● Directions for this task
Reproduce the material below word for word, starting at the line with "Enumerate the UI" and ending at the line with "y-tick-label: 10 [39,280,51,292]", both included. Leave out the pictures.

● Dataset rows
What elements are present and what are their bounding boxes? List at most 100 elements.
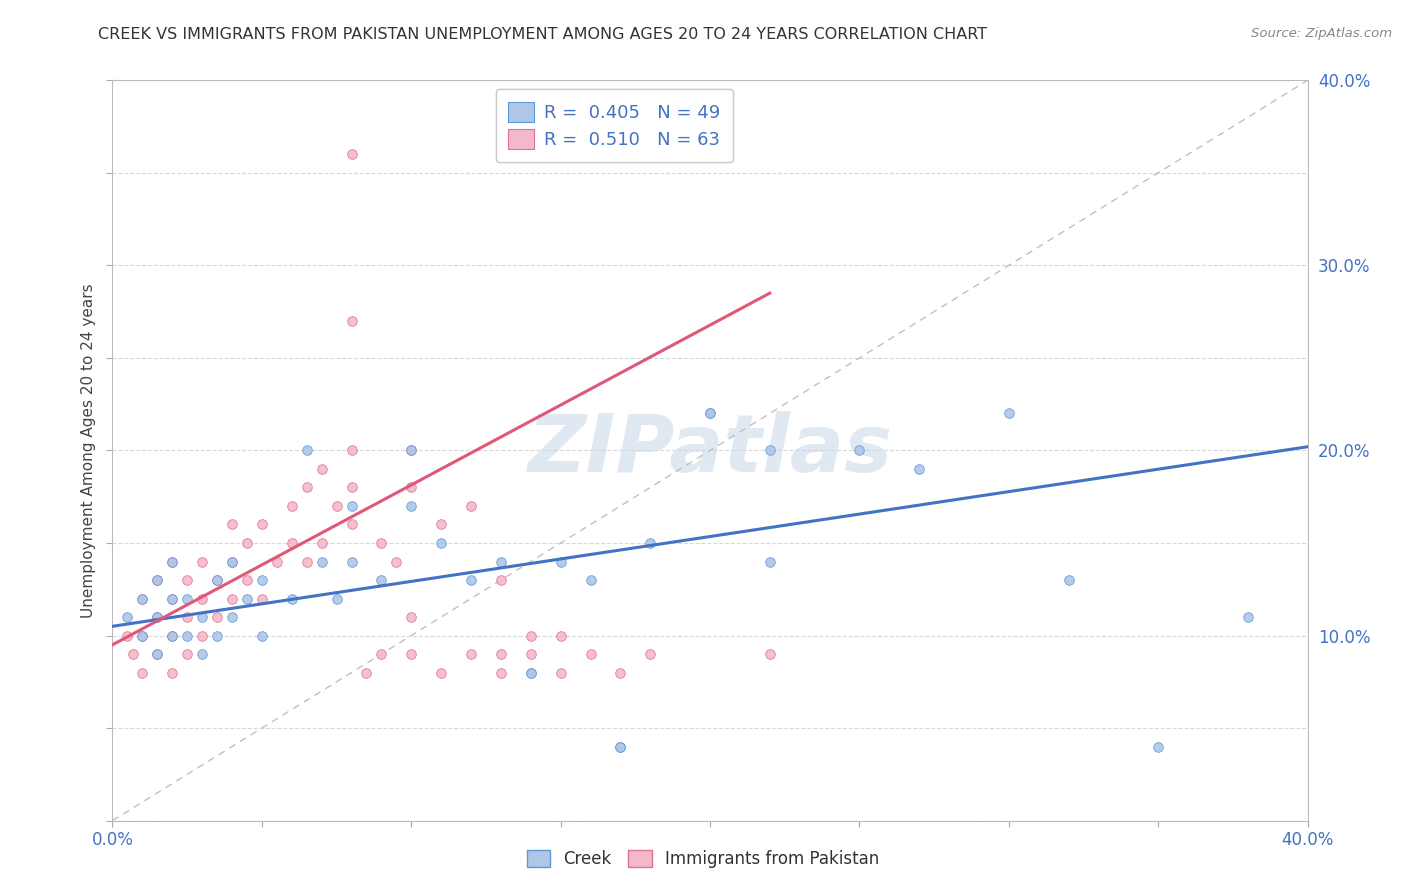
--
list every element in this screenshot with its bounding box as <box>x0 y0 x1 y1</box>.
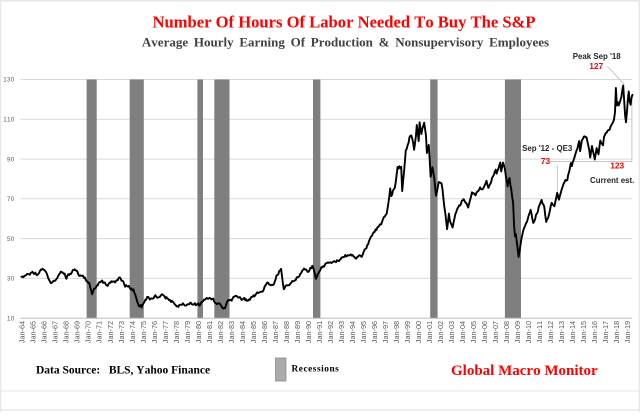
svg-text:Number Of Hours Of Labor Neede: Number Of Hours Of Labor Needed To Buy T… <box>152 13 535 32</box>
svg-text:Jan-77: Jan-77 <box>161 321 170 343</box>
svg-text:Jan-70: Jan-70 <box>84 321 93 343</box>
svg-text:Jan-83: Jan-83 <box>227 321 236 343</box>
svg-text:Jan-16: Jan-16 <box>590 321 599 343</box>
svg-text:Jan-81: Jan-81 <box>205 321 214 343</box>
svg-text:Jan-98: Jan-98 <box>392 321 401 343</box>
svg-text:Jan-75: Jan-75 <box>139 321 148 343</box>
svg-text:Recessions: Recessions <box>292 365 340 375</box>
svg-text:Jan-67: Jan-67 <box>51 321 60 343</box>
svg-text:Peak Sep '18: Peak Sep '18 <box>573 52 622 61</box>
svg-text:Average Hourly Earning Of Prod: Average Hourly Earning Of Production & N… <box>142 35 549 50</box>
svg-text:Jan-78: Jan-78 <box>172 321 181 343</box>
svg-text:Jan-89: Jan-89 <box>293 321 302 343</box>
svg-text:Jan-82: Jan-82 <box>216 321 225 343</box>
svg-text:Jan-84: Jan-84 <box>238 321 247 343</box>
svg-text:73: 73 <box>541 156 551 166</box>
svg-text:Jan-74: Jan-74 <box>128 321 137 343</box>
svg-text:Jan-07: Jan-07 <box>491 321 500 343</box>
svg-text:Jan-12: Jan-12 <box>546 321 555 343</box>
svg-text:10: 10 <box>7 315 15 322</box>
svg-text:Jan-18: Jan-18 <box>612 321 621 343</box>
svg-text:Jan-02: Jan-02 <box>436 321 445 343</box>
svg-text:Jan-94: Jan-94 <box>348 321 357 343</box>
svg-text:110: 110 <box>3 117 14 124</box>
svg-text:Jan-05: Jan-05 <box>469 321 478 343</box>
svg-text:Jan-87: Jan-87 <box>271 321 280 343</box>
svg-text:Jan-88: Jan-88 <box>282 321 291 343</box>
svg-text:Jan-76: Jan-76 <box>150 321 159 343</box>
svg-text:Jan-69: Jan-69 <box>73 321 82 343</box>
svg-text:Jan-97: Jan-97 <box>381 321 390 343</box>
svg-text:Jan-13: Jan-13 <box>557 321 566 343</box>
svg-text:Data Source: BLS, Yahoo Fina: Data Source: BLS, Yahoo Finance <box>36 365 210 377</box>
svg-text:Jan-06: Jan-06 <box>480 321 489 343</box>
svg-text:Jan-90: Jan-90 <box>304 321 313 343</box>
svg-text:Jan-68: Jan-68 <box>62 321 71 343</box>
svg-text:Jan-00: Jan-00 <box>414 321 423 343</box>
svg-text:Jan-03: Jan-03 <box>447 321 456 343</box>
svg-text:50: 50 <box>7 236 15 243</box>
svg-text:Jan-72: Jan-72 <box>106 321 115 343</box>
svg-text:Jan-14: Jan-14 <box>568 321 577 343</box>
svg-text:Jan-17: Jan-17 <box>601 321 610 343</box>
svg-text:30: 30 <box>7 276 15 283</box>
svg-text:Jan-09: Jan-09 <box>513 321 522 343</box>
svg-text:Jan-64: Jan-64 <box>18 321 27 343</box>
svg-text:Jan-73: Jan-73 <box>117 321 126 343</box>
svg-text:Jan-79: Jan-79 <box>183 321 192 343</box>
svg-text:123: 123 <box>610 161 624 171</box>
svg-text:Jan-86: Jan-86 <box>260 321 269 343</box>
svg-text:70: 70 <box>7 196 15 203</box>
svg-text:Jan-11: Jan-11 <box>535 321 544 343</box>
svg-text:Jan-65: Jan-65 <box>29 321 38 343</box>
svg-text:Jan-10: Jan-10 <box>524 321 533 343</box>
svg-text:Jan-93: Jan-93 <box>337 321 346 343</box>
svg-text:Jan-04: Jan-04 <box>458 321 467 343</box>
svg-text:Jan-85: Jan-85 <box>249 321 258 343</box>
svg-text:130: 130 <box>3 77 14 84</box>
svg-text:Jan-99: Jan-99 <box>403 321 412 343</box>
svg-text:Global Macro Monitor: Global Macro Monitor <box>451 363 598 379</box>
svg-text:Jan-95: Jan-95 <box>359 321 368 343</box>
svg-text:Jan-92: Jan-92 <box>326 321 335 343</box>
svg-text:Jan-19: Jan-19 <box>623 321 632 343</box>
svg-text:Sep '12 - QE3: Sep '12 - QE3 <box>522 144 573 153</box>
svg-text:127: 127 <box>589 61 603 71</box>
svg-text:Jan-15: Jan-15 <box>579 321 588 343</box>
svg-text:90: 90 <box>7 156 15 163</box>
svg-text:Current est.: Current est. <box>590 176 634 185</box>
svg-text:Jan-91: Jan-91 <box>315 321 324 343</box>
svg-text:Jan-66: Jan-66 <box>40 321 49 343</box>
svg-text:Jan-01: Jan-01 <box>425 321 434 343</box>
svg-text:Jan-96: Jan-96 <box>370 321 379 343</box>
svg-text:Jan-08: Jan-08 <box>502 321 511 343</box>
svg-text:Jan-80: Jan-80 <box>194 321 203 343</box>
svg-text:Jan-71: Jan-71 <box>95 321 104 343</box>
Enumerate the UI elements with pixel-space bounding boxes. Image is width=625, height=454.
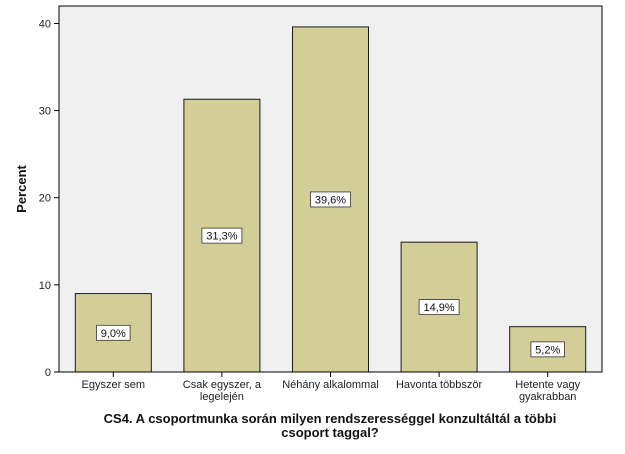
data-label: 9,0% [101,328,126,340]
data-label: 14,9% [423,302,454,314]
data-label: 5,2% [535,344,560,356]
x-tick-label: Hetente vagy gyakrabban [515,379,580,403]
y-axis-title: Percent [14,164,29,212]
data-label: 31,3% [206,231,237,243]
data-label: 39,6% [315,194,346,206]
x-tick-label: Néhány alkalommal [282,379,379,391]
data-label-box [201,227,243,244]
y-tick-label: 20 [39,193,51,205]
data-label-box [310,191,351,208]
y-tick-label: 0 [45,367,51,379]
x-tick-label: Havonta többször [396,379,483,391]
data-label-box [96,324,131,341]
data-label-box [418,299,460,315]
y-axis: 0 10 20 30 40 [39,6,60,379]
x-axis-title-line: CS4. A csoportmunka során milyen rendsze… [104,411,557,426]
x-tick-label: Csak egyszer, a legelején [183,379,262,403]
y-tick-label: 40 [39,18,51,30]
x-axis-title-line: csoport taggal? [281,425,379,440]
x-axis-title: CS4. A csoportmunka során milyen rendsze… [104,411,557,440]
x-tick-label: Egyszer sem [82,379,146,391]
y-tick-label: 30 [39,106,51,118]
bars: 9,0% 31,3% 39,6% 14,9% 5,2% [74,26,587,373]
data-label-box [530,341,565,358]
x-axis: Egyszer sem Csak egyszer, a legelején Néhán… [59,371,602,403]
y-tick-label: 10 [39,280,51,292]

● Full solution
Enumerate the UI elements with pixel-space bounding boxes. Image is width=625, height=454.
data-label: 9,0% [101,328,126,340]
data-label: 14,9% [423,302,454,314]
data-label: 5,2% [535,344,560,356]
x-tick-label: Hetente vagy gyakrabban [515,379,580,403]
y-axis-title: Percent [14,164,29,212]
data-label: 31,3% [206,231,237,243]
data-label: 39,6% [315,194,346,206]
x-tick-label: Néhány alkalommal [282,379,379,391]
data-label-box [201,227,243,244]
y-tick-label: 20 [39,193,51,205]
data-label-box [310,191,351,208]
y-tick-label: 0 [45,367,51,379]
x-tick-label: Havonta többször [396,379,483,391]
data-label-box [96,324,131,341]
data-label-box [418,299,460,315]
y-axis: 0 10 20 30 40 [39,6,60,379]
x-axis-title-line: CS4. A csoportmunka során milyen rendsze… [104,411,557,426]
x-tick-label: Csak egyszer, a legelején [183,379,262,403]
y-tick-label: 40 [39,18,51,30]
x-axis-title-line: csoport taggal? [281,425,379,440]
x-axis-title: CS4. A csoportmunka során milyen rendsze… [104,411,557,440]
x-tick-label: Egyszer sem [82,379,146,391]
y-tick-label: 30 [39,106,51,118]
bars: 9,0% 31,3% 39,6% 14,9% 5,2% [74,26,587,373]
data-label-box [530,341,565,358]
x-axis: Egyszer sem Csak egyszer, a legelején Néhán… [59,371,602,403]
y-tick-label: 10 [39,280,51,292]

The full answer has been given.